Copy out every line that contains "still".

-- ITEMS start --

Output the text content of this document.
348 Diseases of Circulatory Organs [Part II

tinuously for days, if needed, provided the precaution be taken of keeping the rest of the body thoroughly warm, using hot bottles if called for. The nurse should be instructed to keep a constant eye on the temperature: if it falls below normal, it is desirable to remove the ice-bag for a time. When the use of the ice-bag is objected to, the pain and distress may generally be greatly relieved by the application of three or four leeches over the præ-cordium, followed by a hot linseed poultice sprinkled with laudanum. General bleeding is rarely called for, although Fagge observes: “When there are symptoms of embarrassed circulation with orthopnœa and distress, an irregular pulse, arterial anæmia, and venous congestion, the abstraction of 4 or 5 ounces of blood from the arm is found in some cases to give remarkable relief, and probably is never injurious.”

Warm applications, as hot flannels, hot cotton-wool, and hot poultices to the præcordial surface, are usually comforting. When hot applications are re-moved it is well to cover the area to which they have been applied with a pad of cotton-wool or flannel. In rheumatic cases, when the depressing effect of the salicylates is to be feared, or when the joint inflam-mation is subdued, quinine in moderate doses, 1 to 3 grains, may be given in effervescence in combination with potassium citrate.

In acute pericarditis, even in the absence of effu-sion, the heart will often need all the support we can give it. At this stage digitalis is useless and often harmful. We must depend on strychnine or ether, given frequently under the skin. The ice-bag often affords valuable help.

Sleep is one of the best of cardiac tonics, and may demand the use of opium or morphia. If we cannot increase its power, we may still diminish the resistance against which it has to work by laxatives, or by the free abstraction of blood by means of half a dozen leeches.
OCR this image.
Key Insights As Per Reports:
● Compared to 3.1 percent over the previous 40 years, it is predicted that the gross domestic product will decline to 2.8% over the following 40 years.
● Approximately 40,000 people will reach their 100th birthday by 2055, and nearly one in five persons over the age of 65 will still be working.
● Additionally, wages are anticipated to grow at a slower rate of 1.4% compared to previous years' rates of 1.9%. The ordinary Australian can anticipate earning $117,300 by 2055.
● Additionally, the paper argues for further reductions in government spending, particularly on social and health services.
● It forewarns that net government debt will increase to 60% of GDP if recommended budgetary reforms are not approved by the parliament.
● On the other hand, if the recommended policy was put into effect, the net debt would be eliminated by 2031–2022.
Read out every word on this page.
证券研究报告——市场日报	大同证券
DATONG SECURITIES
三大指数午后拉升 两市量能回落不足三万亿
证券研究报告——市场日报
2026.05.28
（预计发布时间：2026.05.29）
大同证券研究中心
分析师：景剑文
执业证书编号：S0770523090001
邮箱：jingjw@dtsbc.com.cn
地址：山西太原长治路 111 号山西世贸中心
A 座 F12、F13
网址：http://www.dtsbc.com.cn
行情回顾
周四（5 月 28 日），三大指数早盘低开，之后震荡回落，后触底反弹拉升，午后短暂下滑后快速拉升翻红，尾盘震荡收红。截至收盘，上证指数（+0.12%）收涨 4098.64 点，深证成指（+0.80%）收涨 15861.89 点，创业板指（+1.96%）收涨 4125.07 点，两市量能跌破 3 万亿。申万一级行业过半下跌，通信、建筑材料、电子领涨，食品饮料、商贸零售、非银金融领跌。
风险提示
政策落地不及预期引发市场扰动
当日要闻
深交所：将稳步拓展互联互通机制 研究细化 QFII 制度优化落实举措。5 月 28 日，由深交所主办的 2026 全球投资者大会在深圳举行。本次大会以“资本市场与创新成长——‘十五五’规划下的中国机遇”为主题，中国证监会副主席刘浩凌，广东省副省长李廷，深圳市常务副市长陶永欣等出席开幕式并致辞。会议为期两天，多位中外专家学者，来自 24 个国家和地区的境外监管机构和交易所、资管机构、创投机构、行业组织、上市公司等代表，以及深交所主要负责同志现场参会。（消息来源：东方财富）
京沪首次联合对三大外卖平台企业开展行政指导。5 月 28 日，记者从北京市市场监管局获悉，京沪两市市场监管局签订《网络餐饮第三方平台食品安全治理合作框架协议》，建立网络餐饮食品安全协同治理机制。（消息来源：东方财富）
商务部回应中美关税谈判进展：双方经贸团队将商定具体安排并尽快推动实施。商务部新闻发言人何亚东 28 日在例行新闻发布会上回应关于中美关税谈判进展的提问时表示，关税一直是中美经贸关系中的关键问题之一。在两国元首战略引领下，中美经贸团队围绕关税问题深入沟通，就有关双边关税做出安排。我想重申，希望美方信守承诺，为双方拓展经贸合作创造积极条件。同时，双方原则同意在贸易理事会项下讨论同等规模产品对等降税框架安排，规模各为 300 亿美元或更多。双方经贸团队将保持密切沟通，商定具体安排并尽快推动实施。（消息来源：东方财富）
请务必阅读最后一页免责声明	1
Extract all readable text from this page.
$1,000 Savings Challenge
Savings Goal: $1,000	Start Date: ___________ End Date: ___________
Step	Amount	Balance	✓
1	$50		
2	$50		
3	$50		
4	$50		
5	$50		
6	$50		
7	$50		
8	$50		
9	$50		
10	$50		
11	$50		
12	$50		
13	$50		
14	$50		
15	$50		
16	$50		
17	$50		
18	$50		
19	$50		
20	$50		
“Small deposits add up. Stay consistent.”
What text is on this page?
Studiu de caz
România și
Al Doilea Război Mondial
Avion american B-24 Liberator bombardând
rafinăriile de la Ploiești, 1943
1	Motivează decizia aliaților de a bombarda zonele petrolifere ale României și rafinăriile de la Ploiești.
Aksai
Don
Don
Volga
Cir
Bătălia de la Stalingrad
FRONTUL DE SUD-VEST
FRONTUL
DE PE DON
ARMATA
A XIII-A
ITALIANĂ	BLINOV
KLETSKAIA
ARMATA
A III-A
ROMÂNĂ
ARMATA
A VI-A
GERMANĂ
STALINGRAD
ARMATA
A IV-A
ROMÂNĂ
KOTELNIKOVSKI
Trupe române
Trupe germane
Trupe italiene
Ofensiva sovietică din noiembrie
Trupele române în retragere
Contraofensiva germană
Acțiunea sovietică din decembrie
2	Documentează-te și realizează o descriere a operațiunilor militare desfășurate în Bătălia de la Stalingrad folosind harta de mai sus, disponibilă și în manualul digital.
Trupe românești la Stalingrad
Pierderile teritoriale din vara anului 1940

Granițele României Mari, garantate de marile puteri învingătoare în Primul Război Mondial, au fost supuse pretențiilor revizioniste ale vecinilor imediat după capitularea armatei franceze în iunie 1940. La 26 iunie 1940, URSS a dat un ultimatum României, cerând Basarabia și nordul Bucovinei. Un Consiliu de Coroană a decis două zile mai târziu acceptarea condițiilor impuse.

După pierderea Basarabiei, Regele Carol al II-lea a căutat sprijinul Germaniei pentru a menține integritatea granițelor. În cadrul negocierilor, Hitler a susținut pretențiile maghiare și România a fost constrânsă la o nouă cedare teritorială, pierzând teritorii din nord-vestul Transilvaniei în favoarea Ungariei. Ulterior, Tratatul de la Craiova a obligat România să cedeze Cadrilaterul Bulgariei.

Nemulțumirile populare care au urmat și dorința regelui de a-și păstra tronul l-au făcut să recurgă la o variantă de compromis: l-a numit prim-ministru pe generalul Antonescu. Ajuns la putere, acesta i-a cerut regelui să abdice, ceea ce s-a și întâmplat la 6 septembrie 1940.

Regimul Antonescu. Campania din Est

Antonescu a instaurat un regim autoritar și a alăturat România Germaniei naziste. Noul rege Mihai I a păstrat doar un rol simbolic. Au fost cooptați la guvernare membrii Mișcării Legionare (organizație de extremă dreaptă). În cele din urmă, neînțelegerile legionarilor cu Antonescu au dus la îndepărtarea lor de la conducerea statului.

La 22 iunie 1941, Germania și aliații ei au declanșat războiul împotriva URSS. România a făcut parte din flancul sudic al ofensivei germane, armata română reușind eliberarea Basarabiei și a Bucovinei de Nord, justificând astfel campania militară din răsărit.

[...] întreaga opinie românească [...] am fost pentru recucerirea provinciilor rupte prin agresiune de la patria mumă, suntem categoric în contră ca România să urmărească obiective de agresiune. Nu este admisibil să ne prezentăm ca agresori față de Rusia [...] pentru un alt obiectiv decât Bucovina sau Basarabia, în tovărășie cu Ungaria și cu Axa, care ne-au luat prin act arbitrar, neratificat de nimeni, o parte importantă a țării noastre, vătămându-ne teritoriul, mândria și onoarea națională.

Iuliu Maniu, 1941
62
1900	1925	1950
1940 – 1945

-- ITEMS end --

*THE ANSWER*
Sleep is one of the best of cardiac tonics, and may demand the use of opium or morphia. If we cannot increase its power, we may still diminish the resistance against which it has to work by laxatives, or by the free abstraction of blood by means of half a dozen leeches.
● Approximately 40,000 people will reach their 100th birthday by 2055, and nearly one in five persons over the age of 65 will still be working.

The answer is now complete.